We responded to over 1,900 pieces of correspondence (including 882 pertaining to the University Archives and 403 to the Public Policy Papers; 16 requests for permission to quote) which arrived as follows: 1,317 e-mail; 111 telephone; 23 surface mail and 1 via fax.  Individual correspondence totals:  Maureen Callahan, 64; Christa Cleeton, 7; John DeLooper, 15; Kate Dundon, 20; Lynn Durgin, 108; Dave Gillespie, 9; Adriane Hanson, 81; Dan Linke, 207; Christie Lutz, 184; Christie  Peterson, 88; Amanda Pike, 340; Dan Santamaria, 27; Brenda Tindal, 18; Kristen Turner, 35; Helene van Rossum, 5; Rosalba Recchia, 82.   The staff also responded to more than 500 brief telephone calls.

Collectively, the staff worked with 9 different classes relating to junior papers and other research/writing projects with a total of approximately 115 attendees.

In addition, a large number of visitors took advantage of Mudd’s digital camera program as 279 patrons photographed 6,419 items from our collections, totaling 73,338 images.

John DeLooper left Mudd in September to accept a reference librarian position, and in early December, Christa Cleeton joined the Mudd staff as the new SCAIV for public services (front desk position). Christa, who had previously worked at Firestone, quickly and efficiently assumed the duties of the position, from greeting and registering patrons to overseeing student workers to carrying out special projects for Dan Linke. Significantly, Christa became the coordinator for Mudd’s social media efforts, responsible for our blogs, Facebook page and Twitter feed, all of which she has energetically attended to. She has been attending the University’s Social Media SPIN meetings, and working directly with the University’s director of social media to implement best practices and draw more attention to our social media output. Christa also assisted Lisbeth Dennis in creating a Facebook page for RBSC.

(Records from a dataset)
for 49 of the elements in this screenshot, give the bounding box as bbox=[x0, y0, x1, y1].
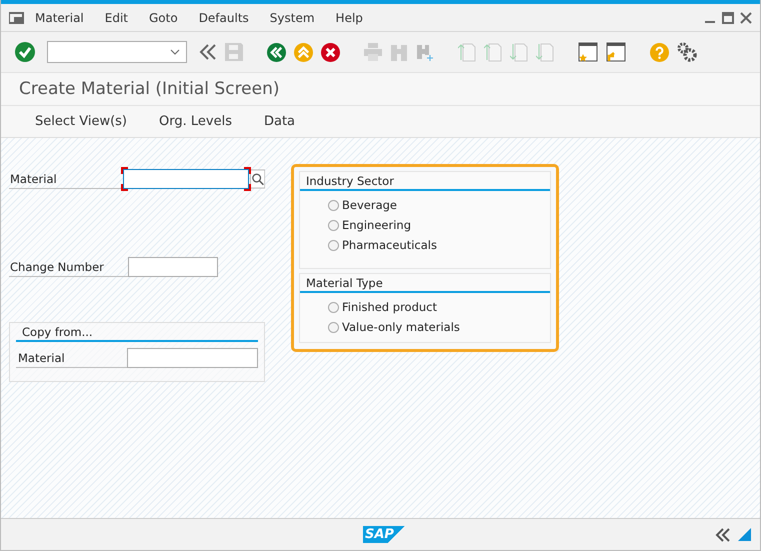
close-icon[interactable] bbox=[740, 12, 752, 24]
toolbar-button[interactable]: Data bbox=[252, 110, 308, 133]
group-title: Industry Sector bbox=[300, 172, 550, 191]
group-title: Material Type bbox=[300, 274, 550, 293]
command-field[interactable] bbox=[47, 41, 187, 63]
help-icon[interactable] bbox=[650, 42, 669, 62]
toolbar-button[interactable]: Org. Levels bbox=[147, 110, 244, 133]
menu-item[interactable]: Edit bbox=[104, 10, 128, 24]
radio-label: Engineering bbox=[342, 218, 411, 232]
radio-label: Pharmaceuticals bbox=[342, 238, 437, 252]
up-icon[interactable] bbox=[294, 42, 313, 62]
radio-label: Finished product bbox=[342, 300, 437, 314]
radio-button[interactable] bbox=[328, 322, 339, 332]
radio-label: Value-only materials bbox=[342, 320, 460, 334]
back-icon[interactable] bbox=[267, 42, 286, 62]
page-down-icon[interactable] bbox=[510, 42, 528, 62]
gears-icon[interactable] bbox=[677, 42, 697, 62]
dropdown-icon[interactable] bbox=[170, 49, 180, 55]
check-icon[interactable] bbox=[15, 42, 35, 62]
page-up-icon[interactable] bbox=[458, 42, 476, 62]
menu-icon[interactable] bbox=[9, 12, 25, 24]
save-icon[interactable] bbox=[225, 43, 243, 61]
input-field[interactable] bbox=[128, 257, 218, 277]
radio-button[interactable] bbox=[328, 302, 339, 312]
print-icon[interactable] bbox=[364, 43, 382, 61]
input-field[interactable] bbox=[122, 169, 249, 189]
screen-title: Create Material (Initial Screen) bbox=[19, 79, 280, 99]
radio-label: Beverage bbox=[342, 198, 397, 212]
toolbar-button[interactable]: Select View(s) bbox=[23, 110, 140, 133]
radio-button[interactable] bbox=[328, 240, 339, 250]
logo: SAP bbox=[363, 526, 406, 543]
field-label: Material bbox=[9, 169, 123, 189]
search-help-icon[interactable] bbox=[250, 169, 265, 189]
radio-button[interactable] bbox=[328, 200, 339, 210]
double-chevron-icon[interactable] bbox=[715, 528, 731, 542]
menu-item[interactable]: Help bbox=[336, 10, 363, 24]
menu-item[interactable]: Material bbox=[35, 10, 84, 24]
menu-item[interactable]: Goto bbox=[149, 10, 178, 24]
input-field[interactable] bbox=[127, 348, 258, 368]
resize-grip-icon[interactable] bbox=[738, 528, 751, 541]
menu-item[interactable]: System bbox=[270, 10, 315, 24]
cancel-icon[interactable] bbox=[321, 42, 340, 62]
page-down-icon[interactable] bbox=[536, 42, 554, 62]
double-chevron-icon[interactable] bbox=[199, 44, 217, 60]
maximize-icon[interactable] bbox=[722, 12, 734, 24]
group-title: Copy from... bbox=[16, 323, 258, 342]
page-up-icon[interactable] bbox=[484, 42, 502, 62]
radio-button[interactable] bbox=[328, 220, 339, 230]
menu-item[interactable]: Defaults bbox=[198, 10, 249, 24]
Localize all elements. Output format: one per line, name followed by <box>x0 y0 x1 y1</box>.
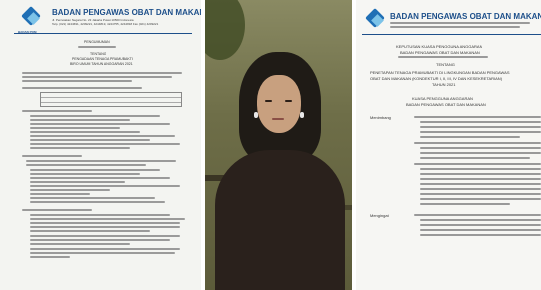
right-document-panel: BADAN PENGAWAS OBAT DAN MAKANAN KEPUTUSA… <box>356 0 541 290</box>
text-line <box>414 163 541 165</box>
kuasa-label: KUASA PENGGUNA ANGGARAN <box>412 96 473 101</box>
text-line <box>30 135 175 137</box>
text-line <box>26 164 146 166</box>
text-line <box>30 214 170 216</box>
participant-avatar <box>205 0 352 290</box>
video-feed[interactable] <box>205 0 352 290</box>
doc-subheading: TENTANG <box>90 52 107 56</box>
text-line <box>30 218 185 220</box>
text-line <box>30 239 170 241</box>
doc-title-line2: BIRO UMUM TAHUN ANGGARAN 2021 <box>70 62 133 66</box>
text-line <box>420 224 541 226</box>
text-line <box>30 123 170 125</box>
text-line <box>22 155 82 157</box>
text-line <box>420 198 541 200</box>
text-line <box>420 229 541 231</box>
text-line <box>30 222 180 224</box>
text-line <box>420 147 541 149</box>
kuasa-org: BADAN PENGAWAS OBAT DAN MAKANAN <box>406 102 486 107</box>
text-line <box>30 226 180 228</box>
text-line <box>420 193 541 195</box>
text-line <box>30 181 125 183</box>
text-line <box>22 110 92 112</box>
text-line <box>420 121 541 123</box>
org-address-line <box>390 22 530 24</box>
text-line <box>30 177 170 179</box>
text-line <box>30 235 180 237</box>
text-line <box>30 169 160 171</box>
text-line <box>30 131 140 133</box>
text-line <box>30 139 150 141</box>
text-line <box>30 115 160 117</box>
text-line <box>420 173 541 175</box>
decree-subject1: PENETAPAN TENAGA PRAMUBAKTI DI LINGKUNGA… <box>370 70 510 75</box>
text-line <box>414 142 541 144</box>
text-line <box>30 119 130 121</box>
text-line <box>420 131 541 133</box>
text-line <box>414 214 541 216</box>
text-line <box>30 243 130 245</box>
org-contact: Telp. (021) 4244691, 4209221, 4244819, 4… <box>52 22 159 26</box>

_EXERCISE GOAL_
Write out the stretch of the Mudd staff report from "We responded to" through "approximately 115 attendees.". The material is not required here.

_SOLVED EXERCISE_
We responded to over 1,900 pieces of correspondence (including 882 pertaining to the University Archives and 403 to the Public Policy Papers; 16 requests for permission to quote) which arrived as follows: 1,317 e-mail; 111 telephone; 23 surface mail and 1 via fax.  Individual correspondence totals:  Maureen Callahan, 64; Christa Cleeton, 7; John DeLooper, 15; Kate Dundon, 20; Lynn Durgin, 108; Dave Gillespie, 9; Adriane Hanson, 81; Dan Linke, 207; Christie Lutz, 184; Christie  Peterson, 88; Amanda Pike, 340; Dan Santamaria, 27; Brenda Tindal, 18; Kristen Turner, 35; Helene van Rossum, 5; Rosalba Recchia, 82.   The staff also responded to more than 500 brief telephone calls.

Collectively, the staff worked with 9 different classes relating to junior papers and other research/writing projects with a total of approximately 115 attendees.